• [Required work]:
Set down each record exactly as written.

(Records about charts and figures)
*****

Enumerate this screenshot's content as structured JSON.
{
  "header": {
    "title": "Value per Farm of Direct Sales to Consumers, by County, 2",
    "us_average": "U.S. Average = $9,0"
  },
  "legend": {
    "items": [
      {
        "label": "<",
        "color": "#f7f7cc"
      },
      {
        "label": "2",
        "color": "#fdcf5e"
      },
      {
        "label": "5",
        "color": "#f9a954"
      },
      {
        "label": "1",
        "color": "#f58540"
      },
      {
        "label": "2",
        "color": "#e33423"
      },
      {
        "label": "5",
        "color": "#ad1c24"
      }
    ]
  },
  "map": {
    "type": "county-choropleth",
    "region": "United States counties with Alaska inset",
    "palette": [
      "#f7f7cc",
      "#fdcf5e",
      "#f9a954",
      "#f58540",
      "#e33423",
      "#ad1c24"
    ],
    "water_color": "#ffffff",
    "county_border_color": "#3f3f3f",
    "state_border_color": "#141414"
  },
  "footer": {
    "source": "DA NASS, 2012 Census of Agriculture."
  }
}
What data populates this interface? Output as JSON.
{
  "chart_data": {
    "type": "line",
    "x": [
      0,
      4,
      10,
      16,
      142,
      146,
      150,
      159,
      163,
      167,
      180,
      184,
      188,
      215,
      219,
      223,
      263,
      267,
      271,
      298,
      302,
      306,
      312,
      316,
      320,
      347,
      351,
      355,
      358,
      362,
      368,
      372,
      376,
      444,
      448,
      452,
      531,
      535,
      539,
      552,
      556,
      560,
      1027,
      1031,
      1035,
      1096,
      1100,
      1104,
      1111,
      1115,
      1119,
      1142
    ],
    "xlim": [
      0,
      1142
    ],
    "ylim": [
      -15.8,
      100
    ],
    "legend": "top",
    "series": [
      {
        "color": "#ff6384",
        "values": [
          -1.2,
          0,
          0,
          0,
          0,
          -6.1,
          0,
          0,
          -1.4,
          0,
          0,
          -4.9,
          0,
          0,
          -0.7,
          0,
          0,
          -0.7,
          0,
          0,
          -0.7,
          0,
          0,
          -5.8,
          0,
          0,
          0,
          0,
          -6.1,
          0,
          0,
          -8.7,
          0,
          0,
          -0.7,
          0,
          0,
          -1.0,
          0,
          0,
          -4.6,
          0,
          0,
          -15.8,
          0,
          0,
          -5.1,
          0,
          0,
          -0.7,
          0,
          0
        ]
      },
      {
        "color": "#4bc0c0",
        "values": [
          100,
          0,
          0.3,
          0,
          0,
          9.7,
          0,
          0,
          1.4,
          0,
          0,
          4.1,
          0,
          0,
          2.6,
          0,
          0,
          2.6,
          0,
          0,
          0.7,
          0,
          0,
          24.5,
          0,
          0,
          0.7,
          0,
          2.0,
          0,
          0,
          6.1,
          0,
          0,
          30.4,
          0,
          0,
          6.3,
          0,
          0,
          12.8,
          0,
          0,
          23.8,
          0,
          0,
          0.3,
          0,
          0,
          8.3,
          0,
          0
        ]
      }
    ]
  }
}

*****

• [Result of this exercise]:
Enumerate this screenshot's content as structured JSON.
{
  "header": {
    "title": "Value per Farm of Direct Sales to Consumers, by County, 2",
    "us_average": "U.S. Average = $9,0"
  },
  "legend": {
    "items": [
      {
        "label": "<",
        "color": "#f7f7cc"
      },
      {
        "label": "2",
        "color": "#fdcf5e"
      },
      {
        "label": "5",
        "color": "#f9a954"
      },
      {
        "label": "1",
        "color": "#f58540"
      },
      {
        "label": "2",
        "color": "#e33423"
      },
      {
        "label": "5",
        "color": "#ad1c24"
      }
    ]
  },
  "map": {
    "type": "county-choropleth",
    "region": "United States counties with Alaska inset",
    "palette": [
      "#f7f7cc",
      "#fdcf5e",
      "#f9a954",
      "#f58540",
      "#e33423",
      "#ad1c24"
    ],
    "water_color": "#ffffff",
    "county_border_color": "#3f3f3f",
    "state_border_color": "#141414"
  },
  "footer": {
    "source": "DA NASS, 2012 Census of Agriculture."
  }
}
What data populates this interface? Output as JSON.
{
  "chart_data": {
    "type": "line",
    "x": [
      0,
      4,
      10,
      16,
      142,
      146,
      150,
      159,
      163,
      167,
      180,
      184,
      188,
      215,
      219,
      223,
      263,
      267,
      271,
      298,
      302,
      306,
      312,
      316,
      320,
      347,
      351,
      355,
      358,
      362,
      368,
      372,
      376,
      444,
      448,
      452,
      531,
      535,
      539,
      552,
      556,
      560,
      1027,
      1031,
      1035,
      1096,
      1100,
      1104,
      1111,
      1115,
      1119,
      1142
    ],
    "xlim": [
      0,
      1142
    ],
    "ylim": [
      -15.8,
      100
    ],
    "legend": "top",
    "series": [
      {
        "color": "#ff6384",
        "values": [
          -1.2,
          0,
          0,
          0,
          0,
          -6.1,
          0,
          0,
          -1.4,
          0,
          0,
          -4.9,
          0,
          0,
          -0.7,
          0,
          0,
          -0.7,
          0,
          0,
          -0.7,
          0,
          0,
          -5.8,
          0,
          0,
          0,
          0,
          -6.1,
          0,
          0,
          -8.7,
          0,
          0,
          -0.7,
          0,
          0,
          -1.0,
          0,
          0,
          -4.6,
          0,
          0,
          -15.8,
          0,
          0,
          -5.1,
          0,
          0,
          -0.7,
          0,
          0
        ]
      },
      {
        "color": "#4bc0c0",
        "values": [
          100,
          0,
          0.3,
          0,
          0,
          9.7,
          0,
          0,
          1.4,
          0,
          0,
          4.1,
          0,
          0,
          2.6,
          0,
          0,
          2.6,
          0,
          0,
          0.7,
          0,
          0,
          24.5,
          0,
          0,
          0.7,
          0,
          2.0,
          0,
          0,
          6.1,
          0,
          0,
          30.4,
          0,
          0,
          6.3,
          0,
          0,
          12.8,
          0,
          0,
          23.8,
          0,
          0,
          0.3,
          0,
          0,
          8.3,
          0,
          0
        ]
      }
    ]
  }
}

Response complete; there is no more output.